* [Exercise objective]: Read the lines below. Copy out any that hold the string "JSON".

* [Source data]:
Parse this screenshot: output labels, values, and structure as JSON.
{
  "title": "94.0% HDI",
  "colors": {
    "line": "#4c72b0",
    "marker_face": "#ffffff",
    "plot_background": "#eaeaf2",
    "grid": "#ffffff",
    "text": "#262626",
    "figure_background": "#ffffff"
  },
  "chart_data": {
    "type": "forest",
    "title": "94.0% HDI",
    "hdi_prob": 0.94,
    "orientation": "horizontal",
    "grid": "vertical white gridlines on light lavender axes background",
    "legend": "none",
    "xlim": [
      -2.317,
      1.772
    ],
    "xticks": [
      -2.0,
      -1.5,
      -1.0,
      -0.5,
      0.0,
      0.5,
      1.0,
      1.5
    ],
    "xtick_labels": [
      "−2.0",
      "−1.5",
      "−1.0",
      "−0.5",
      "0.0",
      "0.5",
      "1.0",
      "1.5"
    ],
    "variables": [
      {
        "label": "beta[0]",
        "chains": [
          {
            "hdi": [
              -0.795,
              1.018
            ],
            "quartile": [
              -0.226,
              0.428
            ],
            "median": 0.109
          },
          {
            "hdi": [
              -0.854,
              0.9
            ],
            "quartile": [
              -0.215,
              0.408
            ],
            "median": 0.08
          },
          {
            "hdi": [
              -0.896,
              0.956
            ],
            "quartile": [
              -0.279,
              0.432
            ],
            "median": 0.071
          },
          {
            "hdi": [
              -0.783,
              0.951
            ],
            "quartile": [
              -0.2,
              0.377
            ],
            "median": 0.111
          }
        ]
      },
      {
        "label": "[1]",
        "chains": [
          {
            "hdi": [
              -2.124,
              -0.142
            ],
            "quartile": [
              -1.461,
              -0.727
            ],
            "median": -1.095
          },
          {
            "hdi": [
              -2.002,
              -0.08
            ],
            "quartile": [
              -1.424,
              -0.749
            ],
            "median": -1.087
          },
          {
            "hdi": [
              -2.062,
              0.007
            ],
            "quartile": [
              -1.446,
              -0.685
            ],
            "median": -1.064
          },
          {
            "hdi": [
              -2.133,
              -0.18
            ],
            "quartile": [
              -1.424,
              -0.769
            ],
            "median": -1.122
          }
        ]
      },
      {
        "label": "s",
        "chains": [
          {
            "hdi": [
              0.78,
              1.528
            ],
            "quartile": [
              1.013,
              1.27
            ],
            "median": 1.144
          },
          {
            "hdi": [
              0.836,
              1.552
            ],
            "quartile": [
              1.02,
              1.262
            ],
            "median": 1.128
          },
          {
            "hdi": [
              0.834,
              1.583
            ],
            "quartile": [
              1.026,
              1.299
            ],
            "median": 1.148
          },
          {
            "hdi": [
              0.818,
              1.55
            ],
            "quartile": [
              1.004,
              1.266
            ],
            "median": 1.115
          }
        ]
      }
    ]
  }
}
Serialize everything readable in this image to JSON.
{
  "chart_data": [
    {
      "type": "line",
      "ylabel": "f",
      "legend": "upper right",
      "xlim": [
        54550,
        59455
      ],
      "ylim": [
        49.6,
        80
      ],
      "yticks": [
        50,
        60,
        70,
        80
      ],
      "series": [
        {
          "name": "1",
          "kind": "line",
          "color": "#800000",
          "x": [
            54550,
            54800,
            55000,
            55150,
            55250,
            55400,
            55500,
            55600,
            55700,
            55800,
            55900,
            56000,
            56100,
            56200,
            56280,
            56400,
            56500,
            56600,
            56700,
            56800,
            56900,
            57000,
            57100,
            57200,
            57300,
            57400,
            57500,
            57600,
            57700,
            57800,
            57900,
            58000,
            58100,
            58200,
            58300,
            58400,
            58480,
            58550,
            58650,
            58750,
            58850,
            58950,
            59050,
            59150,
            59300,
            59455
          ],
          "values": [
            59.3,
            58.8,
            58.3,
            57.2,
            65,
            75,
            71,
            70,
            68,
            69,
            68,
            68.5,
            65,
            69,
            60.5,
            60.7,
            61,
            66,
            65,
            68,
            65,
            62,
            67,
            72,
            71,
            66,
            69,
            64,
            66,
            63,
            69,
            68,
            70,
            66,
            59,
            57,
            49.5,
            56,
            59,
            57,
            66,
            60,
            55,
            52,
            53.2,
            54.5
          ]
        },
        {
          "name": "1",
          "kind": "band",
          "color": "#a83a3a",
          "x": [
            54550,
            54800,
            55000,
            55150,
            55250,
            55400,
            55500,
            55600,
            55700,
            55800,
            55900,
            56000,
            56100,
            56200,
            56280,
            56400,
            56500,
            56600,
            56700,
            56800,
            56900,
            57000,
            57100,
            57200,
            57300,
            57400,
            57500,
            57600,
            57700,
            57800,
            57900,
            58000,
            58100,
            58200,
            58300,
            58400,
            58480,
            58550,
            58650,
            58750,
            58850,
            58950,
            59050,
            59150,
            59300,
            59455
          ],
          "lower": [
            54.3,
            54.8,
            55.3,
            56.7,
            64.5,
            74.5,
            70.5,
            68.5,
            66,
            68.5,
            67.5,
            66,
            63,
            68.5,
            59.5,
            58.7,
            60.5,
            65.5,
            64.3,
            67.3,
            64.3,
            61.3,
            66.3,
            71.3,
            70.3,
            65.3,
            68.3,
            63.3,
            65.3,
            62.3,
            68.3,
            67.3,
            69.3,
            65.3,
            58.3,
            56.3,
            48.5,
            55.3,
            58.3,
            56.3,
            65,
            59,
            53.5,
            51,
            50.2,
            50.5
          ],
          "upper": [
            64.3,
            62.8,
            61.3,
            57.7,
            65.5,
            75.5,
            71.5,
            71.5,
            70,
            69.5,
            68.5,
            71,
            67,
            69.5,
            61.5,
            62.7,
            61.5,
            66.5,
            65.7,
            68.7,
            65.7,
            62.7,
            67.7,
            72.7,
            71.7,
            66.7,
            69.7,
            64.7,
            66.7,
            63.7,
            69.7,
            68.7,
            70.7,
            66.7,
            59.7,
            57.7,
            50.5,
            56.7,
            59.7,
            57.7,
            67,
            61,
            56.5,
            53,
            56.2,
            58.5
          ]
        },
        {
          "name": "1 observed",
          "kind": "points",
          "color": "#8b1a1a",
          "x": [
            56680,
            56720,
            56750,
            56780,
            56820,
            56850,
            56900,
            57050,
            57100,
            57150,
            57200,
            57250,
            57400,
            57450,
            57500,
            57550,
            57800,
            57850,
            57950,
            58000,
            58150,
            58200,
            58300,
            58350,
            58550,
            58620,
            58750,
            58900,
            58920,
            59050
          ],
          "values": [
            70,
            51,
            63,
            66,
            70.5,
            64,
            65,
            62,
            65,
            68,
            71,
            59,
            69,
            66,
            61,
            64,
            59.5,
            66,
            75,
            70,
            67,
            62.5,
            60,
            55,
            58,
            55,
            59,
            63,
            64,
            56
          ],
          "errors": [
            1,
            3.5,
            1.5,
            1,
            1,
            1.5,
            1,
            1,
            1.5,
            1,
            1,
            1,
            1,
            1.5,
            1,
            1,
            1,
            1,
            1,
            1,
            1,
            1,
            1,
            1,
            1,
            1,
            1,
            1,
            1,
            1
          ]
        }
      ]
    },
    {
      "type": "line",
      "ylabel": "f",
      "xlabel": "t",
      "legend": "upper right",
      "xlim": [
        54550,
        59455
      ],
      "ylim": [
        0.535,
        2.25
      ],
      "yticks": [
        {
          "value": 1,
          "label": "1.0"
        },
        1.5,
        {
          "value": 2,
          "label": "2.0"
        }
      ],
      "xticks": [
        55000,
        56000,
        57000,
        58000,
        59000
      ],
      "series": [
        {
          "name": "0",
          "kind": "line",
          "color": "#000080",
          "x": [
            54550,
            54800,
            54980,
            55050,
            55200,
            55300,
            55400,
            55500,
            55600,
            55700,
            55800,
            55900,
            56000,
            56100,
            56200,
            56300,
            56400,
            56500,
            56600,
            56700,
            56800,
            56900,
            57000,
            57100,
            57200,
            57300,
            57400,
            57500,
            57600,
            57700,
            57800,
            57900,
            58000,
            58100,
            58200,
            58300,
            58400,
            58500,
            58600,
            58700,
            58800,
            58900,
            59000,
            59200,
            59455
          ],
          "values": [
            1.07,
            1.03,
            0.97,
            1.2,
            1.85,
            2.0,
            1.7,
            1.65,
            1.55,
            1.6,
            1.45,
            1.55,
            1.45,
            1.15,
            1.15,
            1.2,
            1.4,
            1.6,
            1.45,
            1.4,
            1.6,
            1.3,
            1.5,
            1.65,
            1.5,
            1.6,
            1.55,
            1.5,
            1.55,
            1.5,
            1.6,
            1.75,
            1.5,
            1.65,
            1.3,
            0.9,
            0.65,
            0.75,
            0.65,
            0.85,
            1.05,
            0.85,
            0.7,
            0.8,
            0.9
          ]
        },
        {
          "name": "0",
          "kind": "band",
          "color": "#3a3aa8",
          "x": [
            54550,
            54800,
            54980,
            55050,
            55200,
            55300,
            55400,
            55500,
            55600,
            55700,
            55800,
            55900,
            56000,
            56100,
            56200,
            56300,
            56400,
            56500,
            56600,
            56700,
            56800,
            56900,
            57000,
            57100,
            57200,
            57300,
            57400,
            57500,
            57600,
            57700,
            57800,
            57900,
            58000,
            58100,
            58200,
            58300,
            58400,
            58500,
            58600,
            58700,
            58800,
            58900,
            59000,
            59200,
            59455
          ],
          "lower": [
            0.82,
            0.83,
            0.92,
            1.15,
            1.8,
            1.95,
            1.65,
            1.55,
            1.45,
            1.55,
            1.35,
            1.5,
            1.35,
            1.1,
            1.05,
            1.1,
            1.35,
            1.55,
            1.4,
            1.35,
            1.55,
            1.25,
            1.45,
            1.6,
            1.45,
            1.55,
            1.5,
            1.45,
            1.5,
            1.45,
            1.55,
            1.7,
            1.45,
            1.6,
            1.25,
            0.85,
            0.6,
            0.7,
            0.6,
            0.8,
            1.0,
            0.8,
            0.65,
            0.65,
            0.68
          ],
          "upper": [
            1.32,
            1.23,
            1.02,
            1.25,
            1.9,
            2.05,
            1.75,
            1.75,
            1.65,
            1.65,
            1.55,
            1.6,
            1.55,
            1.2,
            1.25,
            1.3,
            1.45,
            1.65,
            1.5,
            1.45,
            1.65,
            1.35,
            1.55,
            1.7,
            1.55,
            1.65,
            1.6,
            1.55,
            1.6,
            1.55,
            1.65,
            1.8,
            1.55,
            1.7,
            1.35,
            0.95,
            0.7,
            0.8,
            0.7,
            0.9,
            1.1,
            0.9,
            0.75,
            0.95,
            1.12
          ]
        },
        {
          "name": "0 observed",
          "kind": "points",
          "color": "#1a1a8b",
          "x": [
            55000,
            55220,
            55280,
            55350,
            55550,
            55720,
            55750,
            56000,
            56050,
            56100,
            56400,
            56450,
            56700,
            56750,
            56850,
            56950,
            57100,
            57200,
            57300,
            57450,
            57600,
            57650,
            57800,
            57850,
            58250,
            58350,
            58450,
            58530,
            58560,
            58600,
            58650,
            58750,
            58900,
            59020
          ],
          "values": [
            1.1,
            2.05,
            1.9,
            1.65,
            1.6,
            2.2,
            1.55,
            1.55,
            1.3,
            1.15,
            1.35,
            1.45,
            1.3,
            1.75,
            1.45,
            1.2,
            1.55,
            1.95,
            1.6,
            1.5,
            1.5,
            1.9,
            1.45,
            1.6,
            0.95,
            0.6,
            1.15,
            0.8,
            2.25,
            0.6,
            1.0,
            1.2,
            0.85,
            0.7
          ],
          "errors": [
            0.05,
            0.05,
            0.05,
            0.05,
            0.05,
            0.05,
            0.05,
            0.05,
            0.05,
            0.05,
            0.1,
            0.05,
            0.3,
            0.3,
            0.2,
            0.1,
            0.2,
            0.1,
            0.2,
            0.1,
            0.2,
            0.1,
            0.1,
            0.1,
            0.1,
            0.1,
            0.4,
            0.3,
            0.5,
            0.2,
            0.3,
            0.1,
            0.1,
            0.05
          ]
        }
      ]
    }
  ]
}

* [Final result]:
Parse this screenshot: output labels, values, and structure as JSON.
Serialize everything readable in this image to JSON.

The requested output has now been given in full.